▶ **What this task involves**
Below are the records; reproduce all of them exactly but without any images.

▶ **Part of a data file**
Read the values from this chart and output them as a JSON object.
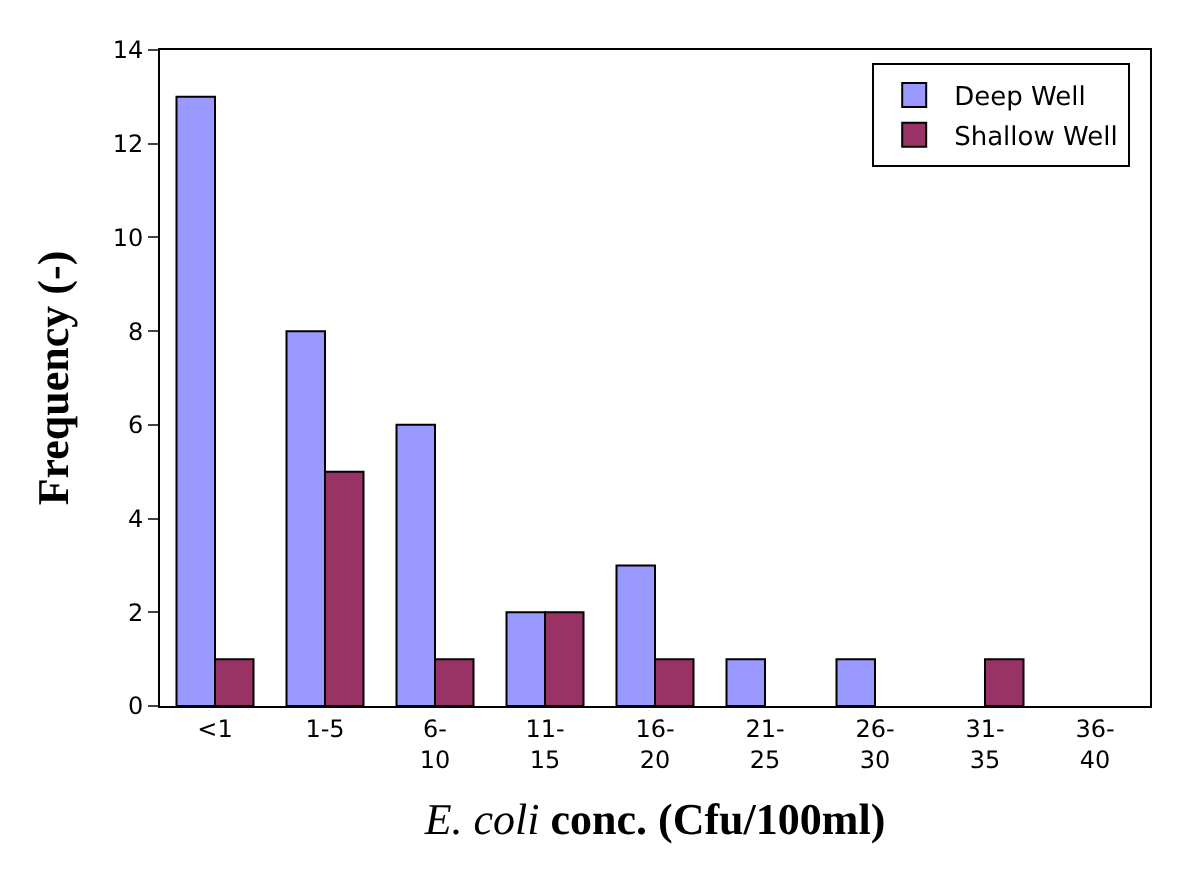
{
  "chart_data": {
    "type": "bar",
    "xlabel": "E. coli conc. (Cfu/100ml)",
    "ylabel": "Frequency (-)",
    "categories": [
      "<1",
      "1-5",
      "6-10",
      "11-15",
      "16-20",
      "21-25",
      "26-30",
      "31-35",
      "36-40"
    ],
    "series": [
      {
        "name": "Deep Well",
        "color": "#9999ff",
        "values": [
          13,
          8,
          6,
          2,
          3,
          1,
          1,
          0,
          0
        ]
      },
      {
        "name": "Shallow Well",
        "color": "#993366",
        "values": [
          1,
          5,
          1,
          2,
          1,
          0,
          0,
          1,
          0
        ]
      }
    ],
    "ylim": [
      0,
      14
    ],
    "yticks": [
      0,
      2,
      4,
      6,
      8,
      10,
      12,
      14
    ],
    "legend": "top right"
  }
}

▶ **The solution**
Read the values from this chart and output them as a JSON object.
{
  "chart_data": {
    "type": "bar",
    "xlabel": "E. coli conc. (Cfu/100ml)",
    "ylabel": "Frequency (-)",
    "categories": [
      "<1",
      "1-5",
      "6-10",
      "11-15",
      "16-20",
      "21-25",
      "26-30",
      "31-35",
      "36-40"
    ],
    "series": [
      {
        "name": "Deep Well",
        "color": "#9999ff",
        "values": [
          13,
          8,
          6,
          2,
          3,
          1,
          1,
          0,
          0
        ]
      },
      {
        "name": "Shallow Well",
        "color": "#993366",
        "values": [
          1,
          5,
          1,
          2,
          1,
          0,
          0,
          1,
          0
        ]
      }
    ],
    "ylim": [
      0,
      14
    ],
    "yticks": [
      0,
      2,
      4,
      6,
      8,
      10,
      12,
      14
    ],
    "legend": "top right"
  }
}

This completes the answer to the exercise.